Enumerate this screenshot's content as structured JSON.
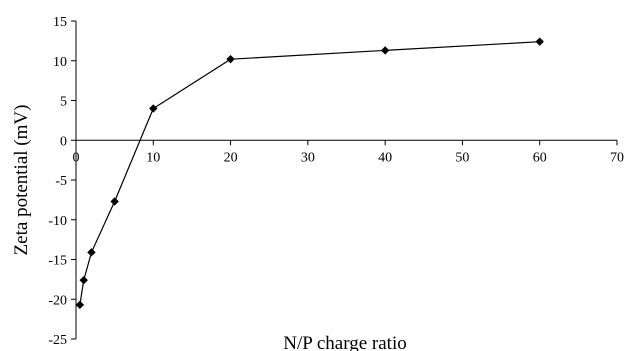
{
  "chart_data": {
    "type": "line",
    "title": "",
    "xlabel": "N/P charge ratio",
    "ylabel": "Zeta potential (mV)",
    "xlim": [
      0,
      70
    ],
    "ylim": [
      -25,
      15
    ],
    "xticks": [
      0,
      10,
      20,
      30,
      40,
      50,
      60,
      70
    ],
    "yticks": [
      15,
      10,
      5,
      0,
      -5,
      -10,
      -15,
      -20,
      -25
    ],
    "x_tick_labels": [
      "0",
      "10",
      "20",
      "30",
      "40",
      "50",
      "60",
      "70"
    ],
    "y_tick_labels": [
      "15",
      "10",
      "5",
      "0",
      "-5",
      "-10",
      "-15",
      "-20",
      "-25"
    ],
    "grid": false,
    "legend": "none",
    "marker": "diamond",
    "colors": {
      "line": "#000000",
      "marker": "#000000"
    },
    "series": [
      {
        "x": [
          0.5,
          1,
          2,
          5,
          10,
          20,
          40,
          60
        ],
        "y": [
          -20.7,
          -17.6,
          -14.1,
          -7.7,
          4.0,
          10.2,
          11.3,
          12.4
        ]
      }
    ]
  }
}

### Short task
Reproduce every line of the material precisely, omitting its pictures.

### Finished exercise
Enumerate this screenshot's content as structured JSON.
{
  "chart_data": {
    "type": "line",
    "title": "",
    "xlabel": "N/P charge ratio",
    "ylabel": "Zeta potential (mV)",
    "xlim": [
      0,
      70
    ],
    "ylim": [
      -25,
      15
    ],
    "xticks": [
      0,
      10,
      20,
      30,
      40,
      50,
      60,
      70
    ],
    "yticks": [
      15,
      10,
      5,
      0,
      -5,
      -10,
      -15,
      -20,
      -25
    ],
    "x_tick_labels": [
      "0",
      "10",
      "20",
      "30",
      "40",
      "50",
      "60",
      "70"
    ],
    "y_tick_labels": [
      "15",
      "10",
      "5",
      "0",
      "-5",
      "-10",
      "-15",
      "-20",
      "-25"
    ],
    "grid": false,
    "legend": "none",
    "marker": "diamond",
    "colors": {
      "line": "#000000",
      "marker": "#000000"
    },
    "series": [
      {
        "x": [
          0.5,
          1,
          2,
          5,
          10,
          20,
          40,
          60
        ],
        "y": [
          -20.7,
          -17.6,
          -14.1,
          -7.7,
          4.0,
          10.2,
          11.3,
          12.4
        ]
      }
    ]
  }
}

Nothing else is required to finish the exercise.